**What is expected**: Provide the records once more, identical to the original.

(Dataset rows about figures)
—————
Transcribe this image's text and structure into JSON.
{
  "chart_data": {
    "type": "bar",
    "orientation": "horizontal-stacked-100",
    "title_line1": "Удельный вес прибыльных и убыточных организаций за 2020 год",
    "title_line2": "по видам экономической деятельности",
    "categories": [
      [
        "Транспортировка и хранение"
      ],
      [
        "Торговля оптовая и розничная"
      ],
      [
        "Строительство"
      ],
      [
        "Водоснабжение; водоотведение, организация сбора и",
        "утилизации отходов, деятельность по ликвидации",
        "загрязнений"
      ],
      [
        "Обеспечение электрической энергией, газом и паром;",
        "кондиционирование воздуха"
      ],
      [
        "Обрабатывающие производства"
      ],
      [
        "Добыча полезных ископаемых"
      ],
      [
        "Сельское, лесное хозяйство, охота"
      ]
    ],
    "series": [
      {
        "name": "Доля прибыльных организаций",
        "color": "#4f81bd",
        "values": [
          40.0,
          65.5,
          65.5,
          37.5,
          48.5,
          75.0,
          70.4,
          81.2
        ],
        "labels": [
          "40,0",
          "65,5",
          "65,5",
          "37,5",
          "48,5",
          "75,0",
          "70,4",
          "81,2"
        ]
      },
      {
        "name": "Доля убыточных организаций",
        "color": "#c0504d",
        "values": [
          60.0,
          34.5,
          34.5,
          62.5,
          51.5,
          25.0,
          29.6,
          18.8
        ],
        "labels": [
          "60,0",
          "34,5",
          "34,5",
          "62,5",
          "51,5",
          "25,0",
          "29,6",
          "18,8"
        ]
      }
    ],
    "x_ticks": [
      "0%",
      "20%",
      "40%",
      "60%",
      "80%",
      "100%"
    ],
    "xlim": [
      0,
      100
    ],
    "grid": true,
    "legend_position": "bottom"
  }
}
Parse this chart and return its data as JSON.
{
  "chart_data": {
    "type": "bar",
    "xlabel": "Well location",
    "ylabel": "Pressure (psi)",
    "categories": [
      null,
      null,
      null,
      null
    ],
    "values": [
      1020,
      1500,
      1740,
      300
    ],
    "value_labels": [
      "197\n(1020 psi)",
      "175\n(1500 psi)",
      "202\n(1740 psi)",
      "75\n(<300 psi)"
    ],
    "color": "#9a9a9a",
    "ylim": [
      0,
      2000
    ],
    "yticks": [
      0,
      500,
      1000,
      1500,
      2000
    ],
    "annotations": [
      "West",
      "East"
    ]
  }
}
—————
**Exercise answer**:
Transcribe this image's text and structure into JSON.
{
  "chart_data": {
    "type": "bar",
    "orientation": "horizontal-stacked-100",
    "title_line1": "Удельный вес прибыльных и убыточных организаций за 2020 год",
    "title_line2": "по видам экономической деятельности",
    "categories": [
      [
        "Транспортировка и хранение"
      ],
      [
        "Торговля оптовая и розничная"
      ],
      [
        "Строительство"
      ],
      [
        "Водоснабжение; водоотведение, организация сбора и",
        "утилизации отходов, деятельность по ликвидации",
        "загрязнений"
      ],
      [
        "Обеспечение электрической энергией, газом и паром;",
        "кондиционирование воздуха"
      ],
      [
        "Обрабатывающие производства"
      ],
      [
        "Добыча полезных ископаемых"
      ],
      [
        "Сельское, лесное хозяйство, охота"
      ]
    ],
    "series": [
      {
        "name": "Доля прибыльных организаций",
        "color": "#4f81bd",
        "values": [
          40.0,
          65.5,
          65.5,
          37.5,
          48.5,
          75.0,
          70.4,
          81.2
        ],
        "labels": [
          "40,0",
          "65,5",
          "65,5",
          "37,5",
          "48,5",
          "75,0",
          "70,4",
          "81,2"
        ]
      },
      {
        "name": "Доля убыточных организаций",
        "color": "#c0504d",
        "values": [
          60.0,
          34.5,
          34.5,
          62.5,
          51.5,
          25.0,
          29.6,
          18.8
        ],
        "labels": [
          "60,0",
          "34,5",
          "34,5",
          "62,5",
          "51,5",
          "25,0",
          "29,6",
          "18,8"
        ]
      }
    ],
    "x_ticks": [
      "0%",
      "20%",
      "40%",
      "60%",
      "80%",
      "100%"
    ],
    "xlim": [
      0,
      100
    ],
    "grid": true,
    "legend_position": "bottom"
  }
}
Parse this chart and return its data as JSON.
{
  "chart_data": {
    "type": "bar",
    "xlabel": "Well location",
    "ylabel": "Pressure (psi)",
    "categories": [
      null,
      null,
      null,
      null
    ],
    "values": [
      1020,
      1500,
      1740,
      300
    ],
    "value_labels": [
      "197\n(1020 psi)",
      "175\n(1500 psi)",
      "202\n(1740 psi)",
      "75\n(<300 psi)"
    ],
    "color": "#9a9a9a",
    "ylim": [
      0,
      2000
    ],
    "yticks": [
      0,
      500,
      1000,
      1500,
      2000
    ],
    "annotations": [
      "West",
      "East"
    ]
  }
}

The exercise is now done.